### YOUR INSTRUCTIONS
Give every line again exactly as it appears, please, but not the pictures.

--- begin ---

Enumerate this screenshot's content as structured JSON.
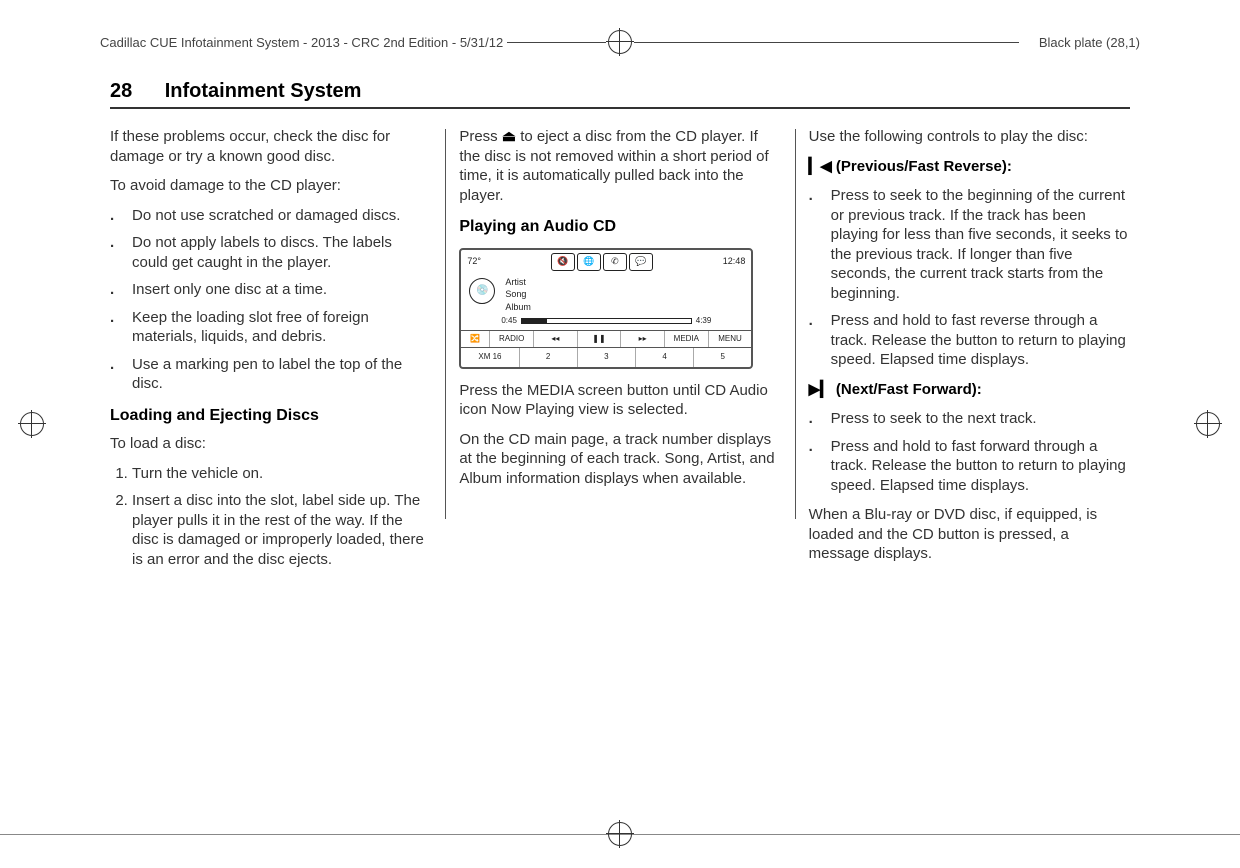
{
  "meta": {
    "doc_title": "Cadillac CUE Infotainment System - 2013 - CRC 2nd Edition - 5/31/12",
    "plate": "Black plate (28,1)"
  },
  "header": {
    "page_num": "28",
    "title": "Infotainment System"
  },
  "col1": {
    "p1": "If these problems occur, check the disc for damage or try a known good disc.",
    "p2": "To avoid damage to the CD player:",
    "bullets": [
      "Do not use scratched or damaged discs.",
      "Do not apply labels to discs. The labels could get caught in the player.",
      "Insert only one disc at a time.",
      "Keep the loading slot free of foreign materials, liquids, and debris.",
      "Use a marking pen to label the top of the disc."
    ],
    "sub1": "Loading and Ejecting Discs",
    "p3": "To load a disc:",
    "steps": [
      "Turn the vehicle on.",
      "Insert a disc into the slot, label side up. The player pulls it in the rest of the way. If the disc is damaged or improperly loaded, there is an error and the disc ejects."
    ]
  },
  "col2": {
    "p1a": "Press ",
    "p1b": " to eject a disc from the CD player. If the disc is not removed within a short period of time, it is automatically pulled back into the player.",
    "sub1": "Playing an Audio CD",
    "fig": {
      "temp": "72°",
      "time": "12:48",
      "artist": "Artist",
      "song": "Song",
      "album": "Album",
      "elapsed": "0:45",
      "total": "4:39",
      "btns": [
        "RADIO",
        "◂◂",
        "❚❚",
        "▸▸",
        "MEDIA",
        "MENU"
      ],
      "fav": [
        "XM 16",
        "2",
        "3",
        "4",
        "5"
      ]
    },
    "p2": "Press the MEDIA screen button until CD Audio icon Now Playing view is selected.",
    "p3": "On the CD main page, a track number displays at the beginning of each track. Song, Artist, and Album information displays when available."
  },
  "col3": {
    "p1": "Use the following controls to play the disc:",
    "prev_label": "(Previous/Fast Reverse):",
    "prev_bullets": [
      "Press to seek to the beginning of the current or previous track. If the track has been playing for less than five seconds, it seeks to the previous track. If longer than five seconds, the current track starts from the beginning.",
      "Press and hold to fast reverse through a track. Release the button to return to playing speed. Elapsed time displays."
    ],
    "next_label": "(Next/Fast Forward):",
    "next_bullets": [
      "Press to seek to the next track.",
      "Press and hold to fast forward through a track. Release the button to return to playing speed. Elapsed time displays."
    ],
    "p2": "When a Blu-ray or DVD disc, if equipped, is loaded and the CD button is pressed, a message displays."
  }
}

--- end ---

### RESPONSE TO THE EXERCISE
Enumerate this screenshot's content as structured JSON.
{
  "meta": {
    "doc_title": "Cadillac CUE Infotainment System - 2013 - CRC 2nd Edition - 5/31/12",
    "plate": "Black plate (28,1)"
  },
  "header": {
    "page_num": "28",
    "title": "Infotainment System"
  },
  "col1": {
    "p1": "If these problems occur, check the disc for damage or try a known good disc.",
    "p2": "To avoid damage to the CD player:",
    "bullets": [
      "Do not use scratched or damaged discs.",
      "Do not apply labels to discs. The labels could get caught in the player.",
      "Insert only one disc at a time.",
      "Keep the loading slot free of foreign materials, liquids, and debris.",
      "Use a marking pen to label the top of the disc."
    ],
    "sub1": "Loading and Ejecting Discs",
    "p3": "To load a disc:",
    "steps": [
      "Turn the vehicle on.",
      "Insert a disc into the slot, label side up. The player pulls it in the rest of the way. If the disc is damaged or improperly loaded, there is an error and the disc ejects."
    ]
  },
  "col2": {
    "p1a": "Press ",
    "p1b": " to eject a disc from the CD player. If the disc is not removed within a short period of time, it is automatically pulled back into the player.",
    "sub1": "Playing an Audio CD",
    "fig": {
      "temp": "72°",
      "time": "12:48",
      "artist": "Artist",
      "song": "Song",
      "album": "Album",
      "elapsed": "0:45",
      "total": "4:39",
      "btns": [
        "RADIO",
        "◂◂",
        "❚❚",
        "▸▸",
        "MEDIA",
        "MENU"
      ],
      "fav": [
        "XM 16",
        "2",
        "3",
        "4",
        "5"
      ]
    },
    "p2": "Press the MEDIA screen button until CD Audio icon Now Playing view is selected.",
    "p3": "On the CD main page, a track number displays at the beginning of each track. Song, Artist, and Album information displays when available."
  },
  "col3": {
    "p1": "Use the following controls to play the disc:",
    "prev_label": "(Previous/Fast Reverse):",
    "prev_bullets": [
      "Press to seek to the beginning of the current or previous track. If the track has been playing for less than five seconds, it seeks to the previous track. If longer than five seconds, the current track starts from the beginning.",
      "Press and hold to fast reverse through a track. Release the button to return to playing speed. Elapsed time displays."
    ],
    "next_label": "(Next/Fast Forward):",
    "next_bullets": [
      "Press to seek to the next track.",
      "Press and hold to fast forward through a track. Release the button to return to playing speed. Elapsed time displays."
    ],
    "p2": "When a Blu-ray or DVD disc, if equipped, is loaded and the CD button is pressed, a message displays."
  }
}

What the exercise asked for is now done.